▶ [The task]:
Filter these entries so that only lines with the word "Interesse" remain.

◇ ◇ ◇

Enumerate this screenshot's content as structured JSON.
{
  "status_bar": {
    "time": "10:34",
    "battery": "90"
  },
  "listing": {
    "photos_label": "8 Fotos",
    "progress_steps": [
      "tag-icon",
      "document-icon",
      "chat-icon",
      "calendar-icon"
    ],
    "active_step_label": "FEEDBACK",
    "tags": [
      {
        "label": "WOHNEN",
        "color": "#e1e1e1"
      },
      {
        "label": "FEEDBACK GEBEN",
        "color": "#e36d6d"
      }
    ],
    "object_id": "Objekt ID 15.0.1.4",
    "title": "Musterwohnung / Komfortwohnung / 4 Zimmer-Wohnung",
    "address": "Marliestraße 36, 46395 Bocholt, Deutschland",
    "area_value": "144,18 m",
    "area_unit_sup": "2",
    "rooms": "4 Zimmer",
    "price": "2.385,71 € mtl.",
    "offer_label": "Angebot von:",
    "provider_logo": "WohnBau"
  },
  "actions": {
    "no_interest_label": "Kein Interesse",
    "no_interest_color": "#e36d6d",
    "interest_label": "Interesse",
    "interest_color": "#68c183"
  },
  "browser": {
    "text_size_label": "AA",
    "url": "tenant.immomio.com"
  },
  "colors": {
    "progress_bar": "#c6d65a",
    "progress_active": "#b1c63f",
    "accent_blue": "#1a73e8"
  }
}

◇ ◇ ◇

▶ [Task result]:
    "no_interest_label": "Kein Interesse",
    "interest_label": "Interesse",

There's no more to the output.